:: Exercise requirements ::
Respond with the count alone after checking every line in the material below for "Adipocytes".

Supplied material Start Marker

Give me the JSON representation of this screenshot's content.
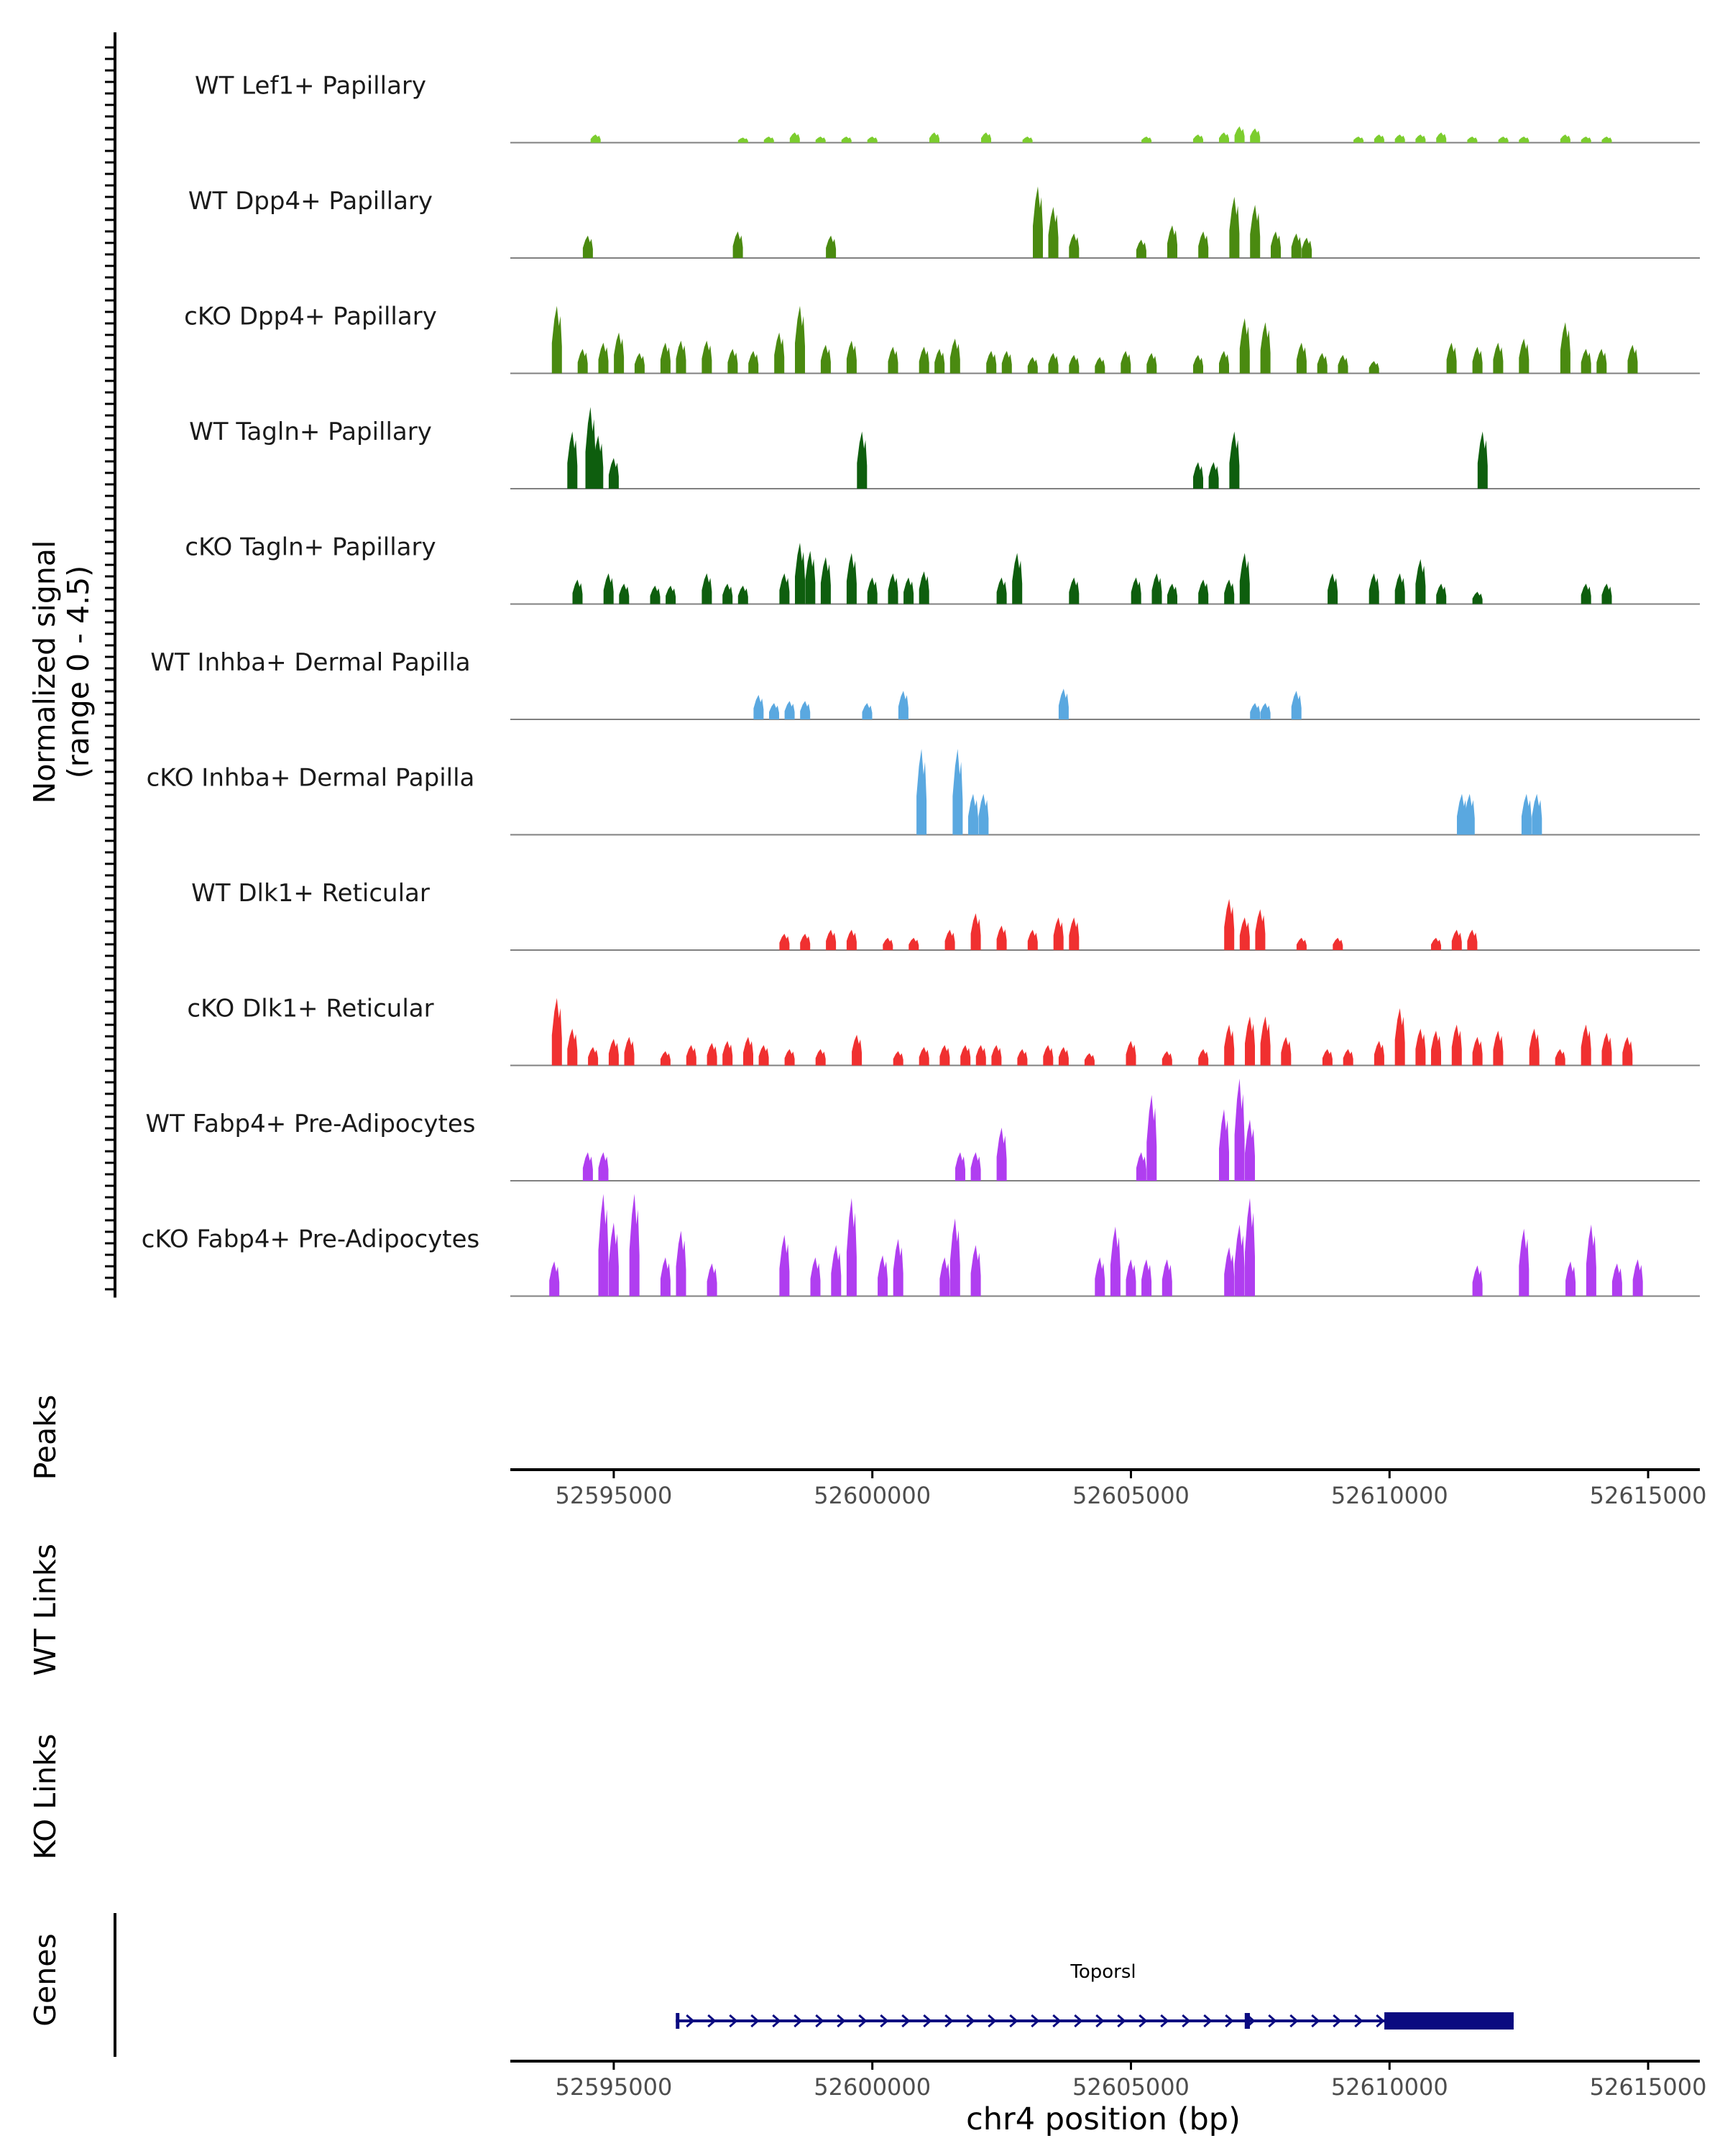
{
  "chart_data": {
    "type": "area",
    "title": "",
    "chromosome": "chr4",
    "xlabel": "chr4 position (bp)",
    "ylabel_line1": "Normalized signal",
    "ylabel_line2": "(range 0 - 4.5)",
    "ylim": [
      0,
      4.5
    ],
    "xlim": [
      52593000,
      52616000
    ],
    "x_ticks": [
      52595000,
      52600000,
      52605000,
      52610000,
      52615000
    ],
    "x_tick_labels": [
      "52595000",
      "52600000",
      "52605000",
      "52610000",
      "52615000"
    ],
    "panel_labels": {
      "peaks": "Peaks",
      "wt_links": "WT Links",
      "ko_links": "KO Links",
      "genes": "Genes"
    },
    "tracks": [
      {
        "name": "WT Lef1+ Papillary",
        "color": "#7ccd2e",
        "peaks": [
          [
            52594650,
            0.4
          ],
          [
            52597500,
            0.25
          ],
          [
            52598000,
            0.3
          ],
          [
            52598500,
            0.5
          ],
          [
            52599000,
            0.3
          ],
          [
            52599500,
            0.3
          ],
          [
            52600000,
            0.3
          ],
          [
            52601200,
            0.5
          ],
          [
            52602200,
            0.5
          ],
          [
            52603000,
            0.3
          ],
          [
            52605300,
            0.3
          ],
          [
            52606300,
            0.4
          ],
          [
            52606800,
            0.5
          ],
          [
            52607100,
            0.8
          ],
          [
            52607400,
            0.7
          ],
          [
            52609400,
            0.3
          ],
          [
            52609800,
            0.4
          ],
          [
            52610200,
            0.4
          ],
          [
            52610600,
            0.4
          ],
          [
            52611000,
            0.5
          ],
          [
            52611600,
            0.3
          ],
          [
            52612200,
            0.3
          ],
          [
            52612600,
            0.3
          ],
          [
            52613400,
            0.4
          ],
          [
            52613800,
            0.3
          ],
          [
            52614200,
            0.3
          ]
        ]
      },
      {
        "name": "WT Dpp4+ Papillary",
        "color": "#4a8a10",
        "peaks": [
          [
            52594500,
            1.1
          ],
          [
            52597400,
            1.3
          ],
          [
            52599200,
            1.1
          ],
          [
            52603200,
            3.5
          ],
          [
            52603500,
            2.5
          ],
          [
            52603900,
            1.2
          ],
          [
            52605200,
            0.9
          ],
          [
            52605800,
            1.6
          ],
          [
            52606400,
            1.3
          ],
          [
            52607000,
            3.0
          ],
          [
            52607400,
            2.6
          ],
          [
            52607800,
            1.3
          ],
          [
            52608200,
            1.2
          ],
          [
            52608400,
            1.0
          ]
        ]
      },
      {
        "name": "cKO Dpp4+ Papillary",
        "color": "#4a8a10",
        "peaks": [
          [
            52593900,
            3.3
          ],
          [
            52594400,
            1.2
          ],
          [
            52594800,
            1.5
          ],
          [
            52595100,
            2.0
          ],
          [
            52595500,
            1.0
          ],
          [
            52596000,
            1.5
          ],
          [
            52596300,
            1.6
          ],
          [
            52596800,
            1.6
          ],
          [
            52597300,
            1.2
          ],
          [
            52597700,
            1.1
          ],
          [
            52598200,
            2.0
          ],
          [
            52598600,
            3.3
          ],
          [
            52599100,
            1.4
          ],
          [
            52599600,
            1.6
          ],
          [
            52600400,
            1.3
          ],
          [
            52601000,
            1.3
          ],
          [
            52601300,
            1.2
          ],
          [
            52601600,
            1.7
          ],
          [
            52602300,
            1.1
          ],
          [
            52602600,
            1.1
          ],
          [
            52603100,
            0.8
          ],
          [
            52603500,
            1.0
          ],
          [
            52603900,
            0.9
          ],
          [
            52604400,
            0.8
          ],
          [
            52604900,
            1.1
          ],
          [
            52605400,
            1.0
          ],
          [
            52606300,
            0.9
          ],
          [
            52606800,
            1.1
          ],
          [
            52607200,
            2.7
          ],
          [
            52607600,
            2.5
          ],
          [
            52608300,
            1.5
          ],
          [
            52608700,
            1.0
          ],
          [
            52609100,
            0.9
          ],
          [
            52609700,
            0.6
          ],
          [
            52611200,
            1.5
          ],
          [
            52611700,
            1.3
          ],
          [
            52612100,
            1.5
          ],
          [
            52612600,
            1.7
          ],
          [
            52613400,
            2.5
          ],
          [
            52613800,
            1.2
          ],
          [
            52614100,
            1.2
          ],
          [
            52614700,
            1.4
          ]
        ]
      },
      {
        "name": "WT Tagln+ Papillary",
        "color": "#0e5e0e",
        "peaks": [
          [
            52594200,
            2.8
          ],
          [
            52594550,
            4.0
          ],
          [
            52594700,
            2.6
          ],
          [
            52595000,
            1.5
          ],
          [
            52599800,
            2.8
          ],
          [
            52606300,
            1.3
          ],
          [
            52606600,
            1.3
          ],
          [
            52607000,
            2.8
          ],
          [
            52611800,
            2.8
          ]
        ]
      },
      {
        "name": "cKO Tagln+ Papillary",
        "color": "#0e5e0e",
        "peaks": [
          [
            52594300,
            1.2
          ],
          [
            52594900,
            1.5
          ],
          [
            52595200,
            1.0
          ],
          [
            52595800,
            0.9
          ],
          [
            52596100,
            0.9
          ],
          [
            52596800,
            1.5
          ],
          [
            52597200,
            1.0
          ],
          [
            52597500,
            0.9
          ],
          [
            52598300,
            1.5
          ],
          [
            52598600,
            3.0
          ],
          [
            52598800,
            2.6
          ],
          [
            52599100,
            2.3
          ],
          [
            52599600,
            2.5
          ],
          [
            52600000,
            1.3
          ],
          [
            52600400,
            1.5
          ],
          [
            52600700,
            1.3
          ],
          [
            52601000,
            1.6
          ],
          [
            52602500,
            1.3
          ],
          [
            52602800,
            2.5
          ],
          [
            52603900,
            1.3
          ],
          [
            52605100,
            1.3
          ],
          [
            52605500,
            1.5
          ],
          [
            52605800,
            1.0
          ],
          [
            52606400,
            1.2
          ],
          [
            52606900,
            1.2
          ],
          [
            52607200,
            2.5
          ],
          [
            52608900,
            1.5
          ],
          [
            52609700,
            1.5
          ],
          [
            52610200,
            1.5
          ],
          [
            52610600,
            2.2
          ],
          [
            52611000,
            1.0
          ],
          [
            52611700,
            0.6
          ],
          [
            52613800,
            1.0
          ],
          [
            52614200,
            1.0
          ]
        ]
      },
      {
        "name": "WT Inhba+ Dermal Papilla",
        "color": "#5aa8e0",
        "peaks": [
          [
            52597800,
            1.2
          ],
          [
            52598100,
            0.8
          ],
          [
            52598400,
            0.9
          ],
          [
            52598700,
            0.9
          ],
          [
            52599900,
            0.8
          ],
          [
            52600600,
            1.4
          ],
          [
            52603700,
            1.5
          ],
          [
            52607400,
            0.8
          ],
          [
            52607600,
            0.8
          ],
          [
            52608200,
            1.4
          ]
        ]
      },
      {
        "name": "cKO Inhba+ Dermal Papilla",
        "color": "#5aa8e0",
        "peaks": [
          [
            52600950,
            4.2
          ],
          [
            52601650,
            4.2
          ],
          [
            52601950,
            2.0
          ],
          [
            52602150,
            2.0
          ],
          [
            52611400,
            2.0
          ],
          [
            52611550,
            2.0
          ],
          [
            52612650,
            2.0
          ],
          [
            52612850,
            2.0
          ]
        ]
      },
      {
        "name": "WT Dlk1+ Reticular",
        "color": "#f03030",
        "peaks": [
          [
            52598300,
            0.8
          ],
          [
            52598700,
            0.8
          ],
          [
            52599200,
            1.0
          ],
          [
            52599600,
            1.0
          ],
          [
            52600300,
            0.6
          ],
          [
            52600800,
            0.6
          ],
          [
            52601500,
            1.0
          ],
          [
            52602000,
            1.8
          ],
          [
            52602500,
            1.2
          ],
          [
            52603100,
            1.0
          ],
          [
            52603600,
            1.6
          ],
          [
            52603900,
            1.6
          ],
          [
            52606900,
            2.5
          ],
          [
            52607200,
            1.6
          ],
          [
            52607500,
            2.0
          ],
          [
            52608300,
            0.6
          ],
          [
            52609000,
            0.6
          ],
          [
            52610900,
            0.6
          ],
          [
            52611300,
            1.0
          ],
          [
            52611600,
            1.0
          ]
        ]
      },
      {
        "name": "cKO Dlk1+ Reticular",
        "color": "#f03030",
        "peaks": [
          [
            52593900,
            3.3
          ],
          [
            52594200,
            1.8
          ],
          [
            52594600,
            0.9
          ],
          [
            52595000,
            1.3
          ],
          [
            52595300,
            1.4
          ],
          [
            52596000,
            0.7
          ],
          [
            52596500,
            1.0
          ],
          [
            52596900,
            1.1
          ],
          [
            52597200,
            1.2
          ],
          [
            52597600,
            1.4
          ],
          [
            52597900,
            1.0
          ],
          [
            52598400,
            0.8
          ],
          [
            52599000,
            0.8
          ],
          [
            52599700,
            1.5
          ],
          [
            52600500,
            0.7
          ],
          [
            52601000,
            0.9
          ],
          [
            52601400,
            1.0
          ],
          [
            52601800,
            1.0
          ],
          [
            52602100,
            1.0
          ],
          [
            52602400,
            1.0
          ],
          [
            52602900,
            0.8
          ],
          [
            52603400,
            1.0
          ],
          [
            52603700,
            0.9
          ],
          [
            52604200,
            0.6
          ],
          [
            52605000,
            1.2
          ],
          [
            52605700,
            0.7
          ],
          [
            52606400,
            0.8
          ],
          [
            52606900,
            2.0
          ],
          [
            52607300,
            2.4
          ],
          [
            52607600,
            2.4
          ],
          [
            52608000,
            1.4
          ],
          [
            52608800,
            0.8
          ],
          [
            52609200,
            0.8
          ],
          [
            52609800,
            1.2
          ],
          [
            52610200,
            2.8
          ],
          [
            52610600,
            1.8
          ],
          [
            52610900,
            1.7
          ],
          [
            52611300,
            2.0
          ],
          [
            52611700,
            1.4
          ],
          [
            52612100,
            1.7
          ],
          [
            52612800,
            1.8
          ],
          [
            52613300,
            0.8
          ],
          [
            52613800,
            2.0
          ],
          [
            52614200,
            1.6
          ],
          [
            52614600,
            1.4
          ]
        ]
      },
      {
        "name": "WT Fabp4+ Pre-Adipocytes",
        "color": "#b03ef0",
        "peaks": [
          [
            52594500,
            1.4
          ],
          [
            52594800,
            1.4
          ],
          [
            52601700,
            1.4
          ],
          [
            52602000,
            1.4
          ],
          [
            52602500,
            2.6
          ],
          [
            52605200,
            1.4
          ],
          [
            52605400,
            4.2
          ],
          [
            52606800,
            3.5
          ],
          [
            52607100,
            5.0
          ],
          [
            52607300,
            3.0
          ]
        ]
      },
      {
        "name": "cKO Fabp4+ Pre-Adipocytes",
        "color": "#b03ef0",
        "peaks": [
          [
            52593850,
            1.7
          ],
          [
            52594800,
            5.0
          ],
          [
            52595000,
            3.6
          ],
          [
            52595400,
            5.0
          ],
          [
            52596000,
            1.9
          ],
          [
            52596300,
            3.2
          ],
          [
            52596900,
            1.6
          ],
          [
            52598300,
            3.0
          ],
          [
            52598900,
            1.9
          ],
          [
            52599300,
            2.5
          ],
          [
            52599600,
            4.8
          ],
          [
            52600200,
            2.0
          ],
          [
            52600500,
            2.8
          ],
          [
            52601400,
            1.9
          ],
          [
            52601600,
            3.8
          ],
          [
            52602000,
            2.5
          ],
          [
            52604400,
            1.9
          ],
          [
            52604700,
            3.4
          ],
          [
            52605000,
            1.8
          ],
          [
            52605300,
            1.8
          ],
          [
            52605700,
            1.8
          ],
          [
            52606900,
            2.4
          ],
          [
            52607100,
            3.5
          ],
          [
            52607300,
            4.8
          ],
          [
            52611700,
            1.5
          ],
          [
            52612600,
            3.3
          ],
          [
            52613500,
            1.7
          ],
          [
            52613900,
            3.5
          ],
          [
            52614400,
            1.6
          ],
          [
            52614800,
            1.8
          ]
        ]
      }
    ],
    "gene": {
      "name": "Toporsl",
      "start": 52596200,
      "end": 52612400,
      "strand": "+",
      "exons": [
        [
          52596200,
          52596260
        ],
        [
          52607200,
          52607300
        ],
        [
          52609900,
          52612400
        ]
      ]
    }
  }
}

Supplied material End Marker

:: Response ::
2